>>>

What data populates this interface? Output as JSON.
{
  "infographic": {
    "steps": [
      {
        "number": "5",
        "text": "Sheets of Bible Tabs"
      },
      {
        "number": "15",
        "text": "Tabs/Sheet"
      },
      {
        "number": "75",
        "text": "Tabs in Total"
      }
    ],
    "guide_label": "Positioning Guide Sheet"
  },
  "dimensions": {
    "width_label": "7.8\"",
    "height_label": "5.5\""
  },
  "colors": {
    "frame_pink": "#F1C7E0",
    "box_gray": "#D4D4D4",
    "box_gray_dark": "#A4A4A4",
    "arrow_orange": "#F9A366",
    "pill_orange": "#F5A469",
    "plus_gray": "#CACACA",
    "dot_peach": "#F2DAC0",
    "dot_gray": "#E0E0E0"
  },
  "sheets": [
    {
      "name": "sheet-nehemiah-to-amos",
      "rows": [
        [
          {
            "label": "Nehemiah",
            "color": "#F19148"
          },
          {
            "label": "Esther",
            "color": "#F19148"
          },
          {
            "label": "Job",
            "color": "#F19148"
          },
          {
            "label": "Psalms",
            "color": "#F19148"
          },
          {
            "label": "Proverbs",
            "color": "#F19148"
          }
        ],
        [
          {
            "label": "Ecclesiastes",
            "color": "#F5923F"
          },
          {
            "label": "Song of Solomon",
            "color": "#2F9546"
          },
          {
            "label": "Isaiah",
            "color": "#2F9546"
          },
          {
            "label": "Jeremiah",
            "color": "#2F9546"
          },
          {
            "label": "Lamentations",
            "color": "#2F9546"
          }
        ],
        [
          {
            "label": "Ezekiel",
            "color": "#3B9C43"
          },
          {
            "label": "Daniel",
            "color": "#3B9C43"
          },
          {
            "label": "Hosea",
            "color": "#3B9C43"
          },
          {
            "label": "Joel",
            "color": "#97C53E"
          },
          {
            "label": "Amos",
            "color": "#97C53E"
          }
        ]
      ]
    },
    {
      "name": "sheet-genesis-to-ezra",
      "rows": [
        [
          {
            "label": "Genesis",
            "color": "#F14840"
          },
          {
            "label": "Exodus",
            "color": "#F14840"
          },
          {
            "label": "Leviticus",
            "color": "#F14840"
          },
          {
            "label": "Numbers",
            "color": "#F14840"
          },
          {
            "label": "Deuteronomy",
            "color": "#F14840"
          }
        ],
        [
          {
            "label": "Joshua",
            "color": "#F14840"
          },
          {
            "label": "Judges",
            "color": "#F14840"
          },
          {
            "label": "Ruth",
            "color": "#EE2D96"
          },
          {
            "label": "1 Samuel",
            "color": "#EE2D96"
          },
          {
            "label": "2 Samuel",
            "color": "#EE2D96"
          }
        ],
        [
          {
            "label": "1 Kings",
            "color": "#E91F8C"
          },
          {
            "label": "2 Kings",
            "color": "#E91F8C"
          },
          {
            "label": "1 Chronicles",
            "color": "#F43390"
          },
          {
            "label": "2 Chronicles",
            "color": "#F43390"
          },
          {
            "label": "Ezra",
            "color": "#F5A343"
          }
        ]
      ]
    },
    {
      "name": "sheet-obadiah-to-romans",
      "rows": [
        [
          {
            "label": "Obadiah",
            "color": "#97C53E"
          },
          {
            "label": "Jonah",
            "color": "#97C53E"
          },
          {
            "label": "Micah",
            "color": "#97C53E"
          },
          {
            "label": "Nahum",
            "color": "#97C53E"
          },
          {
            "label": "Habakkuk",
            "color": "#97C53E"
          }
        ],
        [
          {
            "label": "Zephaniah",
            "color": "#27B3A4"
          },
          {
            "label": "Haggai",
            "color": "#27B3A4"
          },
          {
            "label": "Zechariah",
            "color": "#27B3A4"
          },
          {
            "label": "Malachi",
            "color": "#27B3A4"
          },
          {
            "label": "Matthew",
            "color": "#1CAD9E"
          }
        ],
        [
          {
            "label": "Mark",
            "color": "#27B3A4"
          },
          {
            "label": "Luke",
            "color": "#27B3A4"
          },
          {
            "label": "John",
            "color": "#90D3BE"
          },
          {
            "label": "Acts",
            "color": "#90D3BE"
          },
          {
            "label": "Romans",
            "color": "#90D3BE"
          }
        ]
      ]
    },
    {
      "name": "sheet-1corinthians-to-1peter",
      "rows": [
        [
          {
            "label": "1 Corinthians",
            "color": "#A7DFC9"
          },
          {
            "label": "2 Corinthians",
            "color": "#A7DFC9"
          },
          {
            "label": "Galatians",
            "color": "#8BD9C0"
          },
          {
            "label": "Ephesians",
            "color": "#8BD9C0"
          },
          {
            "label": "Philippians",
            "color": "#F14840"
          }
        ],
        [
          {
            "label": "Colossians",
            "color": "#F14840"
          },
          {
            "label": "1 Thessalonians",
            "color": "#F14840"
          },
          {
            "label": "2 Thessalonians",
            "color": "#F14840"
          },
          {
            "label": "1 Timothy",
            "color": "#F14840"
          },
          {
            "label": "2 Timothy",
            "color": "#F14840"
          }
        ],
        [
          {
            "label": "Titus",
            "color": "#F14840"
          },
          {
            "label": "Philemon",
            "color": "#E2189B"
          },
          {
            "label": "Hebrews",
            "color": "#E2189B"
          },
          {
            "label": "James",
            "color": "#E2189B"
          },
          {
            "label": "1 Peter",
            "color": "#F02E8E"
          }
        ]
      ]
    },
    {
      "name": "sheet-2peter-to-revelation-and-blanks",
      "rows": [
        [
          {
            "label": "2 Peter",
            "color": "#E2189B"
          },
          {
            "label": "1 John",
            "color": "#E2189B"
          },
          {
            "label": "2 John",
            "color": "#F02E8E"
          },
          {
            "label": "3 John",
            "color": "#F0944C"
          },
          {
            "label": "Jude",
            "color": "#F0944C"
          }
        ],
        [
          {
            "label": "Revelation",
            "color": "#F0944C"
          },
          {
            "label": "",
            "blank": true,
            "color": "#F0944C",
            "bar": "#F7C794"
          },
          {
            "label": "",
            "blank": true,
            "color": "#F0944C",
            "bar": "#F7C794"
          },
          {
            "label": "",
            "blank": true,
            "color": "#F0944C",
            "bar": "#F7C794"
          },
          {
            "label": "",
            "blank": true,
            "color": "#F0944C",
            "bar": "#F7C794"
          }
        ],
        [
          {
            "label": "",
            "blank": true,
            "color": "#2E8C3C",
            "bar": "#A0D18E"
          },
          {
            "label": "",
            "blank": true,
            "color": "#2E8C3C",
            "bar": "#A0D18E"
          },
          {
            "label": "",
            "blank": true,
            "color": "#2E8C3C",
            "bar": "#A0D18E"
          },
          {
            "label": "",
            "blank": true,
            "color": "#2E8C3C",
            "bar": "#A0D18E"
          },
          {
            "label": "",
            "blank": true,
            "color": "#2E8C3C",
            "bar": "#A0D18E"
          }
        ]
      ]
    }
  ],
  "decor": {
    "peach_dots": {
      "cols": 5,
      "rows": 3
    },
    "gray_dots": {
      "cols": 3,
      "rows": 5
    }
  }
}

<<<

WHAT YOU NEED TO DO: Output every entry exactly.

ANSWER TO THE EXERCISE:
What data populates this interface? Output as JSON.
{
  "infographic": {
    "steps": [
      {
        "number": "5",
        "text": "Sheets of Bible Tabs"
      },
      {
        "number": "15",
        "text": "Tabs/Sheet"
      },
      {
        "number": "75",
        "text": "Tabs in Total"
      }
    ],
    "guide_label": "Positioning Guide Sheet"
  },
  "dimensions": {
    "width_label": "7.8\"",
    "height_label": "5.5\""
  },
  "colors": {
    "frame_pink": "#F1C7E0",
    "box_gray": "#D4D4D4",
    "box_gray_dark": "#A4A4A4",
    "arrow_orange": "#F9A366",
    "pill_orange": "#F5A469",
    "plus_gray": "#CACACA",
    "dot_peach": "#F2DAC0",
    "dot_gray": "#E0E0E0"
  },
  "sheets": [
    {
      "name": "sheet-nehemiah-to-amos",
      "rows": [
        [
          {
            "label": "Nehemiah",
            "color": "#F19148"
          },
          {
            "label": "Esther",
            "color": "#F19148"
          },
          {
            "label": "Job",
            "color": "#F19148"
          },
          {
            "label": "Psalms",
            "color": "#F19148"
          },
          {
            "label": "Proverbs",
            "color": "#F19148"
          }
        ],
        [
          {
            "label": "Ecclesiastes",
            "color": "#F5923F"
          },
          {
            "label": "Song of Solomon",
            "color": "#2F9546"
          },
          {
            "label": "Isaiah",
            "color": "#2F9546"
          },
          {
            "label": "Jeremiah",
            "color": "#2F9546"
          },
          {
            "label": "Lamentations",
            "color": "#2F9546"
          }
        ],
        [
          {
            "label": "Ezekiel",
            "color": "#3B9C43"
          },
          {
            "label": "Daniel",
            "color": "#3B9C43"
          },
          {
            "label": "Hosea",
            "color": "#3B9C43"
          },
          {
            "label": "Joel",
            "color": "#97C53E"
          },
          {
            "label": "Amos",
            "color": "#97C53E"
          }
        ]
      ]
    },
    {
      "name": "sheet-genesis-to-ezra",
      "rows": [
        [
          {
            "label": "Genesis",
            "color": "#F14840"
          },
          {
            "label": "Exodus",
            "color": "#F14840"
          },
          {
            "label": "Leviticus",
            "color": "#F14840"
          },
          {
            "label": "Numbers",
            "color": "#F14840"
          },
          {
            "label": "Deuteronomy",
            "color": "#F14840"
          }
        ],
        [
          {
            "label": "Joshua",
            "color": "#F14840"
          },
          {
            "label": "Judges",
            "color": "#F14840"
          },
          {
            "label": "Ruth",
            "color": "#EE2D96"
          },
          {
            "label": "1 Samuel",
            "color": "#EE2D96"
          },
          {
            "label": "2 Samuel",
            "color": "#EE2D96"
          }
        ],
        [
          {
            "label": "1 Kings",
            "color": "#E91F8C"
          },
          {
            "label": "2 Kings",
            "color": "#E91F8C"
          },
          {
            "label": "1 Chronicles",
            "color": "#F43390"
          },
          {
            "label": "2 Chronicles",
            "color": "#F43390"
          },
          {
            "label": "Ezra",
            "color": "#F5A343"
          }
        ]
      ]
    },
    {
      "name": "sheet-obadiah-to-romans",
      "rows": [
        [
          {
            "label": "Obadiah",
            "color": "#97C53E"
          },
          {
            "label": "Jonah",
            "color": "#97C53E"
          },
          {
            "label": "Micah",
            "color": "#97C53E"
          },
          {
            "label": "Nahum",
            "color": "#97C53E"
          },
          {
            "label": "Habakkuk",
            "color": "#97C53E"
          }
        ],
        [
          {
            "label": "Zephaniah",
            "color": "#27B3A4"
          },
          {
            "label": "Haggai",
            "color": "#27B3A4"
          },
          {
            "label": "Zechariah",
            "color": "#27B3A4"
          },
          {
            "label": "Malachi",
            "color": "#27B3A4"
          },
          {
            "label": "Matthew",
            "color": "#1CAD9E"
          }
        ],
        [
          {
            "label": "Mark",
            "color": "#27B3A4"
          },
          {
            "label": "Luke",
            "color": "#27B3A4"
          },
          {
            "label": "John",
            "color": "#90D3BE"
          },
          {
            "label": "Acts",
            "color": "#90D3BE"
          },
          {
            "label": "Romans",
            "color": "#90D3BE"
          }
        ]
      ]
    },
    {
      "name": "sheet-1corinthians-to-1peter",
      "rows": [
        [
          {
            "label": "1 Corinthians",
            "color": "#A7DFC9"
          },
          {
            "label": "2 Corinthians",
            "color": "#A7DFC9"
          },
          {
            "label": "Galatians",
            "color": "#8BD9C0"
          },
          {
            "label": "Ephesians",
            "color": "#8BD9C0"
          },
          {
            "label": "Philippians",
            "color": "#F14840"
          }
        ],
        [
          {
            "label": "Colossians",
            "color": "#F14840"
          },
          {
            "label": "1 Thessalonians",
            "color": "#F14840"
          },
          {
            "label": "2 Thessalonians",
            "color": "#F14840"
          },
          {
            "label": "1 Timothy",
            "color": "#F14840"
          },
          {
            "label": "2 Timothy",
            "color": "#F14840"
          }
        ],
        [
          {
            "label": "Titus",
            "color": "#F14840"
          },
          {
            "label": "Philemon",
            "color": "#E2189B"
          },
          {
            "label": "Hebrews",
            "color": "#E2189B"
          },
          {
            "label": "James",
            "color": "#E2189B"
          },
          {
            "label": "1 Peter",
            "color": "#F02E8E"
          }
        ]
      ]
    },
    {
      "name": "sheet-2peter-to-revelation-and-blanks",
      "rows": [
        [
          {
            "label": "2 Peter",
            "color": "#E2189B"
          },
          {
            "label": "1 John",
            "color": "#E2189B"
          },
          {
            "label": "2 John",
            "color": "#F02E8E"
          },
          {
            "label": "3 John",
            "color": "#F0944C"
          },
          {
            "label": "Jude",
            "color": "#F0944C"
          }
        ],
        [
          {
            "label": "Revelation",
            "color": "#F0944C"
          },
          {
            "label": "",
            "blank": true,
            "color": "#F0944C",
            "bar": "#F7C794"
          },
          {
            "label": "",
            "blank": true,
            "color": "#F0944C",
            "bar": "#F7C794"
          },
          {
            "label": "",
            "blank": true,
            "color": "#F0944C",
            "bar": "#F7C794"
          },
          {
            "label": "",
            "blank": true,
            "color": "#F0944C",
            "bar": "#F7C794"
          }
        ],
        [
          {
            "label": "",
            "blank": true,
            "color": "#2E8C3C",
            "bar": "#A0D18E"
          },
          {
            "label": "",
            "blank": true,
            "color": "#2E8C3C",
            "bar": "#A0D18E"
          },
          {
            "label": "",
            "blank": true,
            "color": "#2E8C3C",
            "bar": "#A0D18E"
          },
          {
            "label": "",
            "blank": true,
            "color": "#2E8C3C",
            "bar": "#A0D18E"
          },
          {
            "label": "",
            "blank": true,
            "color": "#2E8C3C",
            "bar": "#A0D18E"
          }
        ]
      ]
    }
  ],
  "decor": {
    "peach_dots": {
      "cols": 5,
      "rows": 3
    },
    "gray_dots": {
      "cols": 3,
      "rows": 5
    }
  }
}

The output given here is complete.